## GIVEN EXERCISE
With the images removed, repeat the data below exactly.

## TASK MATERIAL
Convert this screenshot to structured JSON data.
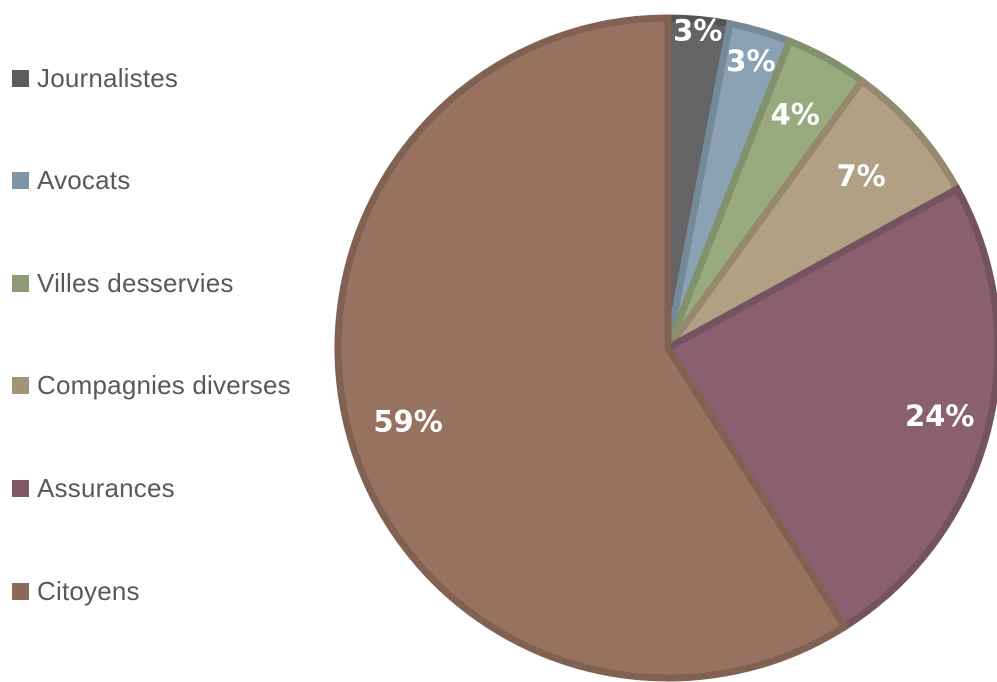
{
  "chart_data": {
    "type": "pie",
    "title": "",
    "legend_position": "left",
    "start_angle_deg": 0,
    "direction": "clockwise",
    "slices": [
      {
        "label": "Journalistes",
        "value": 3,
        "display": "3%",
        "color": "#646366"
      },
      {
        "label": "Avocats",
        "value": 3,
        "display": "3%",
        "color": "#8aa2b4"
      },
      {
        "label": "Villes desservies",
        "value": 4,
        "display": "4%",
        "color": "#98aa7e"
      },
      {
        "label": "Compagnies diverses",
        "value": 7,
        "display": "7%",
        "color": "#b2a084"
      },
      {
        "label": "Assurances",
        "value": 24,
        "display": "24%",
        "color": "#8a6070"
      },
      {
        "label": "Citoyens",
        "value": 59,
        "display": "59%",
        "color": "#987260"
      }
    ]
  }
}
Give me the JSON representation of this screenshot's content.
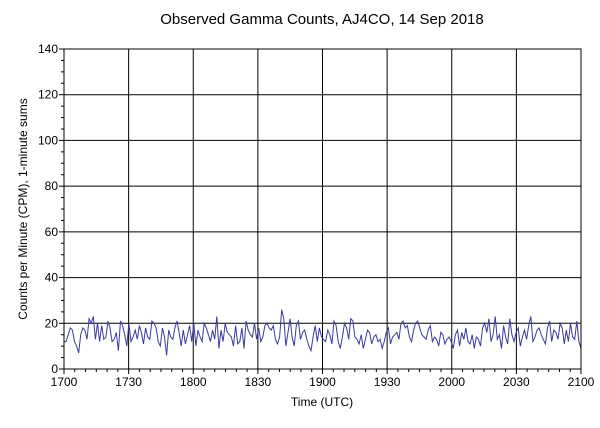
{
  "chart_data": {
    "type": "line",
    "title": "Observed Gamma Counts, AJ4CO, 14 Sep 2018",
    "xlabel": "Time (UTC)",
    "ylabel": "Counts per Minute (CPM), 1-minute sums",
    "x_tick_labels": [
      "1700",
      "1730",
      "1800",
      "1830",
      "1900",
      "1930",
      "2000",
      "2030",
      "2100"
    ],
    "y_ticks": [
      0,
      20,
      40,
      60,
      80,
      100,
      120,
      140
    ],
    "xlim_minutes_since_1700": [
      0,
      240
    ],
    "ylim": [
      0,
      140
    ],
    "grid": true,
    "line_color": "#3a3aa0",
    "series": [
      {
        "values": [
          12,
          12,
          15,
          18,
          17,
          12,
          10,
          7,
          15,
          18,
          17,
          13,
          22,
          20,
          23,
          13,
          20,
          12,
          19,
          13,
          14,
          21,
          18,
          12,
          13,
          16,
          8,
          21,
          19,
          15,
          10,
          20,
          12,
          14,
          17,
          13,
          19,
          16,
          11,
          18,
          14,
          13,
          21,
          20,
          18,
          12,
          10,
          18,
          14,
          6,
          17,
          14,
          13,
          18,
          21,
          16,
          10,
          17,
          11,
          15,
          19,
          12,
          20,
          10,
          17,
          14,
          12,
          20,
          18,
          15,
          12,
          17,
          13,
          23,
          9,
          17,
          12,
          20,
          16,
          15,
          14,
          10,
          19,
          11,
          12,
          18,
          9,
          21,
          17,
          15,
          14,
          20,
          13,
          18,
          12,
          14,
          19,
          20,
          18,
          17,
          19,
          13,
          11,
          14,
          26,
          22,
          10,
          16,
          22,
          14,
          10,
          19,
          21,
          13,
          16,
          17,
          13,
          10,
          8,
          14,
          19,
          12,
          18,
          14,
          13,
          12,
          17,
          15,
          11,
          21,
          19,
          12,
          9,
          14,
          20,
          18,
          13,
          22,
          21,
          14,
          13,
          11,
          15,
          9,
          13,
          17,
          16,
          11,
          14,
          15,
          12,
          13,
          9,
          12,
          16,
          18,
          11,
          14,
          15,
          16,
          13,
          20,
          21,
          18,
          19,
          14,
          12,
          17,
          20,
          21,
          18,
          15,
          14,
          13,
          17,
          19,
          12,
          14,
          13,
          10,
          16,
          15,
          11,
          13,
          14,
          12,
          9,
          15,
          17,
          10,
          16,
          13,
          18,
          12,
          11,
          15,
          9,
          14,
          13,
          10,
          18,
          20,
          16,
          22,
          12,
          15,
          23,
          13,
          15,
          9,
          19,
          14,
          11,
          22,
          15,
          12,
          16,
          18,
          10,
          14,
          17,
          13,
          19,
          23,
          12,
          14,
          17,
          18,
          15,
          13,
          11,
          18,
          21,
          12,
          17,
          16,
          13,
          20,
          18,
          11,
          17,
          12,
          20,
          14,
          13,
          21,
          12,
          9
        ]
      }
    ]
  }
}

## WORKED ANSWER
Convert this screenshot to structured JSON data.
{
  "chart_data": {
    "type": "pie",
    "title": "",
    "legend_position": "left",
    "start_angle_deg": 0,
    "direction": "clockwise",
    "slices": [
      {
        "label": "Journalistes",
        "value": 3,
        "display": "3%",
        "color": "#646366"
      },
      {
        "label": "Avocats",
        "value": 3,
        "display": "3%",
        "color": "#8aa2b4"
      },
      {
        "label": "Villes desservies",
        "value": 4,
        "display": "4%",
        "color": "#98aa7e"
      },
      {
        "label": "Compagnies diverses",
        "value": 7,
        "display": "7%",
        "color": "#b2a084"
      },
      {
        "label": "Assurances",
        "value": 24,
        "display": "24%",
        "color": "#8a6070"
      },
      {
        "label": "Citoyens",
        "value": 59,
        "display": "59%",
        "color": "#987260"
      }
    ]
  }
}
Give me the JSON representation of this screenshot's content.
{
  "chart_data": {
    "type": "line",
    "title": "Observed Gamma Counts, AJ4CO, 14 Sep 2018",
    "xlabel": "Time (UTC)",
    "ylabel": "Counts per Minute (CPM), 1-minute sums",
    "x_tick_labels": [
      "1700",
      "1730",
      "1800",
      "1830",
      "1900",
      "1930",
      "2000",
      "2030",
      "2100"
    ],
    "y_ticks": [
      0,
      20,
      40,
      60,
      80,
      100,
      120,
      140
    ],
    "xlim_minutes_since_1700": [
      0,
      240
    ],
    "ylim": [
      0,
      140
    ],
    "grid": true,
    "line_color": "#3a3aa0",
    "series": [
      {
        "values": [
          12,
          12,
          15,
          18,
          17,
          12,
          10,
          7,
          15,
          18,
          17,
          13,
          22,
          20,
          23,
          13,
          20,
          12,
          19,
          13,
          14,
          21,
          18,
          12,
          13,
          16,
          8,
          21,
          19,
          15,
          10,
          20,
          12,
          14,
          17,
          13,
          19,
          16,
          11,
          18,
          14,
          13,
          21,
          20,
          18,
          12,
          10,
          18,
          14,
          6,
          17,
          14,
          13,
          18,
          21,
          16,
          10,
          17,
          11,
          15,
          19,
          12,
          20,
          10,
          17,
          14,
          12,
          20,
          18,
          15,
          12,
          17,
          13,
          23,
          9,
          17,
          12,
          20,
          16,
          15,
          14,
          10,
          19,
          11,
          12,
          18,
          9,
          21,
          17,
          15,
          14,
          20,
          13,
          18,
          12,
          14,
          19,
          20,
          18,
          17,
          19,
          13,
          11,
          14,
          26,
          22,
          10,
          16,
          22,
          14,
          10,
          19,
          21,
          13,
          16,
          17,
          13,
          10,
          8,
          14,
          19,
          12,
          18,
          14,
          13,
          12,
          17,
          15,
          11,
          21,
          19,
          12,
          9,
          14,
          20,
          18,
          13,
          22,
          21,
          14,
          13,
          11,
          15,
          9,
          13,
          17,
          16,
          11,
          14,
          15,
          12,
          13,
          9,
          12,
          16,
          18,
          11,
          14,
          15,
          16,
          13,
          20,
          21,
          18,
          19,
          14,
          12,
          17,
          20,
          21,
          18,
          15,
          14,
          13,
          17,
          19,
          12,
          14,
          13,
          10,
          16,
          15,
          11,
          13,
          14,
          12,
          9,
          15,
          17,
          10,
          16,
          13,
          18,
          12,
          11,
          15,
          9,
          14,
          13,
          10,
          18,
          20,
          16,
          22,
          12,
          15,
          23,
          13,
          15,
          9,
          19,
          14,
          11,
          22,
          15,
          12,
          16,
          18,
          10,
          14,
          17,
          13,
          19,
          23,
          12,
          14,
          17,
          18,
          15,
          13,
          11,
          18,
          21,
          12,
          17,
          16,
          13,
          20,
          18,
          11,
          17,
          12,
          20,
          14,
          13,
          21,
          12,
          9
        ]
      }
    ]
  }
}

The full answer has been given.